## STATED EXERCISE
Throughout the listing below, switch every "data-point-marker" to "point-marker" and reproduce the lines with nothing else changed.

Stored data entries:
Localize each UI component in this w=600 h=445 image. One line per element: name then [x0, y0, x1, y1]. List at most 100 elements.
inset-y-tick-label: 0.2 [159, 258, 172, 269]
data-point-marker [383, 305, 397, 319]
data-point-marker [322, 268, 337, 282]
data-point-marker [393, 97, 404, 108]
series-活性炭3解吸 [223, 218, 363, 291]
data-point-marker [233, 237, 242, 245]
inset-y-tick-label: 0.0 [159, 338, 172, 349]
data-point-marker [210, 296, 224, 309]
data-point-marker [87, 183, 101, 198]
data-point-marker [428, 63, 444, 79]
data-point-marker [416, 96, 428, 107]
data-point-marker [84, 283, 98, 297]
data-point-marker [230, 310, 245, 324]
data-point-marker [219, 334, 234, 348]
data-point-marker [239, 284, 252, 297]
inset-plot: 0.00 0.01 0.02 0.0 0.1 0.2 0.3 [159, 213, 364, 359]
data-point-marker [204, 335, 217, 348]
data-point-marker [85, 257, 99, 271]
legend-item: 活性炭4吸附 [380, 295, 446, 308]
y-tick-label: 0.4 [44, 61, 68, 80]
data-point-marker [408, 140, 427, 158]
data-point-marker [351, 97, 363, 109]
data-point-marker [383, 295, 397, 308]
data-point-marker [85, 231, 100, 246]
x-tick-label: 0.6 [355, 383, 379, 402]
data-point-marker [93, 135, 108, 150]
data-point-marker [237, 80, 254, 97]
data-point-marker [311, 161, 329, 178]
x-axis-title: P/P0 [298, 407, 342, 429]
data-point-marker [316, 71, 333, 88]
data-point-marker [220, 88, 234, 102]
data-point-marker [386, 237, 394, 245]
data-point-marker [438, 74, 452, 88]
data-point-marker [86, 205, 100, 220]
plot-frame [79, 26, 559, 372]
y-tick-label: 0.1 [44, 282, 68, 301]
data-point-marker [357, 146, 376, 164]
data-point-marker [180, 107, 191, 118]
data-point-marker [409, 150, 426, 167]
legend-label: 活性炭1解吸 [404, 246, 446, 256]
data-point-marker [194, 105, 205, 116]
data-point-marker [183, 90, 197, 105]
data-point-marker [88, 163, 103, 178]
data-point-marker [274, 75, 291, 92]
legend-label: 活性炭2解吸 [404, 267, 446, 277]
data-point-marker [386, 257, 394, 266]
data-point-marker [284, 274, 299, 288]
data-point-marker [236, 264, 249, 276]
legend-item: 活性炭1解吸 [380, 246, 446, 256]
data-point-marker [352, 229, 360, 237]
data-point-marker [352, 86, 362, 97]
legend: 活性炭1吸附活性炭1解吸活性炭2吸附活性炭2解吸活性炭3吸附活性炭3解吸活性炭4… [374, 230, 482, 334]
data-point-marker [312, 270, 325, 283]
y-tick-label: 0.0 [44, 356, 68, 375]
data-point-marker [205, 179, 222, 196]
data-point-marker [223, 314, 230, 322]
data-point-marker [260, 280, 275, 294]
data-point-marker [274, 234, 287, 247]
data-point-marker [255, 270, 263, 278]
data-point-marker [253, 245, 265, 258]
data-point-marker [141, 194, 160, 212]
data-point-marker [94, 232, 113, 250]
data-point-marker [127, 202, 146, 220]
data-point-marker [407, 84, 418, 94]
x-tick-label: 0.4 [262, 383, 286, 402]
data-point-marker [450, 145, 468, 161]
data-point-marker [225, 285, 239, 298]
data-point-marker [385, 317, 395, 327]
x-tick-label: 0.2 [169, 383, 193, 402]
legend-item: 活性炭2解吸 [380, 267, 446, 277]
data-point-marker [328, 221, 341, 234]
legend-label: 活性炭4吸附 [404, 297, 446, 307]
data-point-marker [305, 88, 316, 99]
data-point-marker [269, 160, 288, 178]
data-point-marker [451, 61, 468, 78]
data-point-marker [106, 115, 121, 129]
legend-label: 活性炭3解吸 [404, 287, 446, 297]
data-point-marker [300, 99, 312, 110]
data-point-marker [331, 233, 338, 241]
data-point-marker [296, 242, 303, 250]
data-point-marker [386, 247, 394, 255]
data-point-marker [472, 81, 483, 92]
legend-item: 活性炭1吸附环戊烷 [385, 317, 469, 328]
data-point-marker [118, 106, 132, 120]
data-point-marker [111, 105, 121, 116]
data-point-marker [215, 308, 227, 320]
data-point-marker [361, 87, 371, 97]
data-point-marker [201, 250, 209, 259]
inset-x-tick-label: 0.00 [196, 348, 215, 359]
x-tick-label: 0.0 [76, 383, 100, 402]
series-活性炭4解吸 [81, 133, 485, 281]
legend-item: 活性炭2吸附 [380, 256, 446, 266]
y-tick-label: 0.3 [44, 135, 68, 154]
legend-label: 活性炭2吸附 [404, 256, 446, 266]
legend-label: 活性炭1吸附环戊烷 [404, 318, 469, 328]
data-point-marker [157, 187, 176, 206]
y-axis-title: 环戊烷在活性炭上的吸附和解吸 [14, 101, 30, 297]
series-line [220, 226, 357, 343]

## EXPECTED OUTPUT
Localize each UI component in this w=600 h=445 image. One line per element: name then [x0, y0, x1, y1]. List at most 100 elements.
inset-y-tick-label: 0.2 [159, 258, 172, 269]
point-marker [383, 305, 397, 319]
point-marker [322, 268, 337, 282]
point-marker [393, 97, 404, 108]
series-活性炭3解吸 [223, 218, 363, 291]
point-marker [233, 237, 242, 245]
inset-y-tick-label: 0.0 [159, 338, 172, 349]
point-marker [210, 296, 224, 309]
point-marker [87, 183, 101, 198]
point-marker [428, 63, 444, 79]
point-marker [416, 96, 428, 107]
point-marker [84, 283, 98, 297]
point-marker [230, 310, 245, 324]
point-marker [219, 334, 234, 348]
point-marker [239, 284, 252, 297]
inset-plot: 0.00 0.01 0.02 0.0 0.1 0.2 0.3 [159, 213, 364, 359]
point-marker [204, 335, 217, 348]
point-marker [85, 257, 99, 271]
legend-item: 活性炭4吸附 [380, 295, 446, 308]
y-tick-label: 0.4 [44, 61, 68, 80]
point-marker [408, 140, 427, 158]
point-marker [351, 97, 363, 109]
point-marker [383, 295, 397, 308]
point-marker [85, 231, 100, 246]
x-tick-label: 0.6 [355, 383, 379, 402]
point-marker [93, 135, 108, 150]
point-marker [237, 80, 254, 97]
point-marker [311, 161, 329, 178]
x-axis-title: P/P0 [298, 407, 342, 429]
point-marker [316, 71, 333, 88]
point-marker [220, 88, 234, 102]
point-marker [386, 237, 394, 245]
point-marker [438, 74, 452, 88]
point-marker [86, 205, 100, 220]
plot-frame [79, 26, 559, 372]
y-tick-label: 0.1 [44, 282, 68, 301]
point-marker [357, 146, 376, 164]
point-marker [180, 107, 191, 118]
point-marker [409, 150, 426, 167]
legend-label: 活性炭1解吸 [404, 246, 446, 256]
point-marker [194, 105, 205, 116]
point-marker [183, 90, 197, 105]
point-marker [88, 163, 103, 178]
point-marker [274, 75, 291, 92]
legend-label: 活性炭2解吸 [404, 267, 446, 277]
point-marker [386, 257, 394, 266]
point-marker [284, 274, 299, 288]
point-marker [236, 264, 249, 276]
legend-item: 活性炭1解吸 [380, 246, 446, 256]
point-marker [352, 229, 360, 237]
point-marker [352, 86, 362, 97]
legend: 活性炭1吸附活性炭1解吸活性炭2吸附活性炭2解吸活性炭3吸附活性炭3解吸活性炭4… [374, 230, 482, 334]
point-marker [312, 270, 325, 283]
y-tick-label: 0.0 [44, 356, 68, 375]
point-marker [205, 179, 222, 196]
point-marker [223, 314, 230, 322]
point-marker [260, 280, 275, 294]
point-marker [274, 234, 287, 247]
point-marker [255, 270, 263, 278]
point-marker [253, 245, 265, 258]
point-marker [141, 194, 160, 212]
point-marker [94, 232, 113, 250]
point-marker [127, 202, 146, 220]
point-marker [407, 84, 418, 94]
x-tick-label: 0.4 [262, 383, 286, 402]
point-marker [450, 145, 468, 161]
point-marker [225, 285, 239, 298]
point-marker [385, 317, 395, 327]
x-tick-label: 0.2 [169, 383, 193, 402]
legend-item: 活性炭2解吸 [380, 267, 446, 277]
point-marker [328, 221, 341, 234]
legend-label: 活性炭4吸附 [404, 297, 446, 307]
point-marker [305, 88, 316, 99]
point-marker [269, 160, 288, 178]
point-marker [451, 61, 468, 78]
point-marker [106, 115, 121, 129]
legend-label: 活性炭3解吸 [404, 287, 446, 297]
point-marker [300, 99, 312, 110]
point-marker [331, 233, 338, 241]
point-marker [296, 242, 303, 250]
point-marker [386, 247, 394, 255]
point-marker [472, 81, 483, 92]
legend-item: 活性炭1吸附环戊烷 [385, 317, 469, 328]
point-marker [118, 106, 132, 120]
point-marker [111, 105, 121, 116]
point-marker [215, 308, 227, 320]
point-marker [361, 87, 371, 97]
point-marker [201, 250, 209, 259]
inset-x-tick-label: 0.00 [196, 348, 215, 359]
x-tick-label: 0.0 [76, 383, 100, 402]
series-活性炭4解吸 [81, 133, 485, 281]
legend-item: 活性炭2吸附 [380, 256, 446, 266]
y-tick-label: 0.3 [44, 135, 68, 154]
legend-label: 活性炭2吸附 [404, 256, 446, 266]
legend-label: 活性炭1吸附环戊烷 [404, 318, 469, 328]
point-marker [157, 187, 176, 206]
y-axis-title: 环戊烷在活性炭上的吸附和解吸 [14, 101, 30, 297]
series-line [220, 226, 357, 343]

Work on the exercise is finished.